(Stored entries)
□ □ □ □ □ □ □
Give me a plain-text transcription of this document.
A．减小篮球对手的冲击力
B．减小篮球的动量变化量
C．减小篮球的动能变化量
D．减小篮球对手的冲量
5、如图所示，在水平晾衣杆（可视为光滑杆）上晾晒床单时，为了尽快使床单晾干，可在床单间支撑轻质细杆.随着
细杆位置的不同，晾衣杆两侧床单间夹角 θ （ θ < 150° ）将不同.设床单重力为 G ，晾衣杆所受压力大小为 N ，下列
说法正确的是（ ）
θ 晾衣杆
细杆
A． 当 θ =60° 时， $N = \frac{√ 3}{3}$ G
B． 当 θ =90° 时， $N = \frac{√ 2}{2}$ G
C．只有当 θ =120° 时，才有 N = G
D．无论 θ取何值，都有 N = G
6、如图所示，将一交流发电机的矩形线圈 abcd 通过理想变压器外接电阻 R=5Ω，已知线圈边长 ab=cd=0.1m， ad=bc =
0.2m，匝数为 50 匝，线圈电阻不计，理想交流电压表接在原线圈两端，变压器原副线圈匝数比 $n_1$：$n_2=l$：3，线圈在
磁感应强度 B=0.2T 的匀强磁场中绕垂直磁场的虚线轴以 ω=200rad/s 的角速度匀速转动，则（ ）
□ □ □ □ □ □ □
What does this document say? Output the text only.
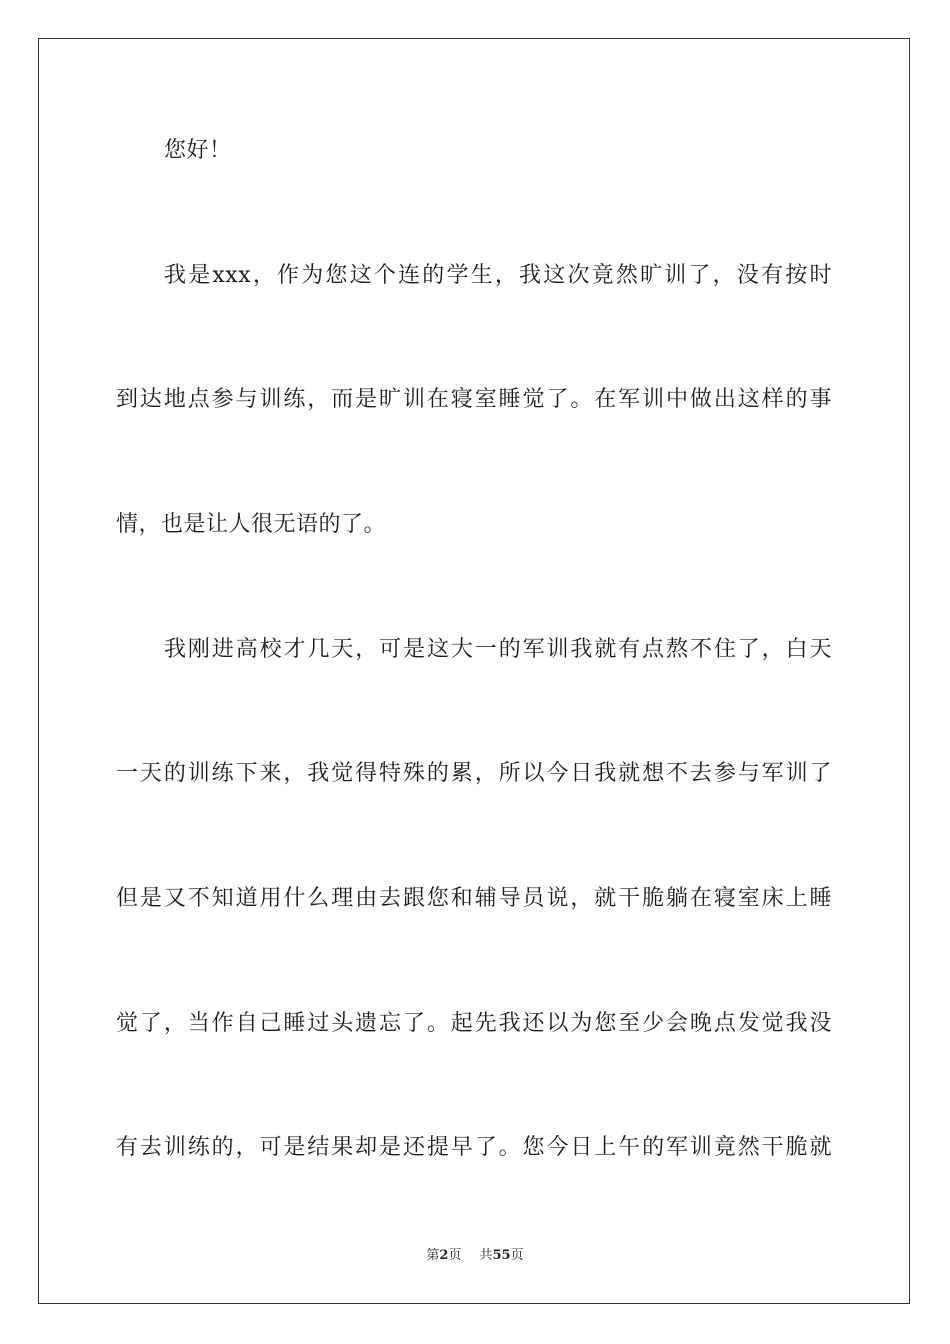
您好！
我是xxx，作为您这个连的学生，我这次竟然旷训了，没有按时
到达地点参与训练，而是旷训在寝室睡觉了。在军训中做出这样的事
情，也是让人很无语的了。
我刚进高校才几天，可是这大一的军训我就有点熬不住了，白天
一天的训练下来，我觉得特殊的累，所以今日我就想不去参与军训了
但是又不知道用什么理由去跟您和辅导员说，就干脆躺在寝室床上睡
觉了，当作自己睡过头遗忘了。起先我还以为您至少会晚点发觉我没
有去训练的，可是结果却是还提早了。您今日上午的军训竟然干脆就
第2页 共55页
□ □ □ □ □ □ □
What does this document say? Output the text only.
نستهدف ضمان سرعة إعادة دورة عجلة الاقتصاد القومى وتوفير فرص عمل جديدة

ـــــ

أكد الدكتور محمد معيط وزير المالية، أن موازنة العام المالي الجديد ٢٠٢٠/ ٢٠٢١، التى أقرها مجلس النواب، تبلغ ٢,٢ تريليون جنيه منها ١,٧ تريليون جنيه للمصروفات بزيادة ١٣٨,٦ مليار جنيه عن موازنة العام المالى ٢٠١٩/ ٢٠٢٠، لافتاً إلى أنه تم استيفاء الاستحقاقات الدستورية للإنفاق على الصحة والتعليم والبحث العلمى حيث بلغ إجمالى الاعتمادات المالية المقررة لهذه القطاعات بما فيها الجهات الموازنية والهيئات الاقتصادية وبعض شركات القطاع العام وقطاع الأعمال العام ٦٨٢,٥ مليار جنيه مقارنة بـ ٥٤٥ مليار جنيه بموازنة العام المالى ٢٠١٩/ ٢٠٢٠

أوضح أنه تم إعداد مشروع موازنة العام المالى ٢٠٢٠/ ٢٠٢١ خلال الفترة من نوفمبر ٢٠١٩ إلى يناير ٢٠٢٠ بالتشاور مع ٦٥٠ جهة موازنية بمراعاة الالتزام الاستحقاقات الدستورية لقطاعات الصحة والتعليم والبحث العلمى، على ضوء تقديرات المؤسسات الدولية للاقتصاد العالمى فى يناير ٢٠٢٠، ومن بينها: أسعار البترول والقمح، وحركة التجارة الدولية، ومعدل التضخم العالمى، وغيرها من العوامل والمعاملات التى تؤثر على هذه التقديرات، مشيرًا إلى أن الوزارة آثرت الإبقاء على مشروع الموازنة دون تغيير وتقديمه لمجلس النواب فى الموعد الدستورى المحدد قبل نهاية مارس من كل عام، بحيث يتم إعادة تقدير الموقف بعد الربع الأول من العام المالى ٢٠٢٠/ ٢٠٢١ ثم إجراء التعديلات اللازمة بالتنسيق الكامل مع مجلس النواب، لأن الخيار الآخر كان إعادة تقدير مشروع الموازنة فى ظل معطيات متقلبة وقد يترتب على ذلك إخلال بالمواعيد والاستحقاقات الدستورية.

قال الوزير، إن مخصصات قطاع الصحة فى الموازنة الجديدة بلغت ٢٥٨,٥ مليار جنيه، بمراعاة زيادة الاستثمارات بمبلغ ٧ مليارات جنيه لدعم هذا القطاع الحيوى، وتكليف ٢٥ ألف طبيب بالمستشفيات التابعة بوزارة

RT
□ □ □ □ □ □ □
EXERCISE DESCRIPTION:
Each line of the material that holds the string "الدستورية" counts once; give the total alone.

THE ANSWER:
2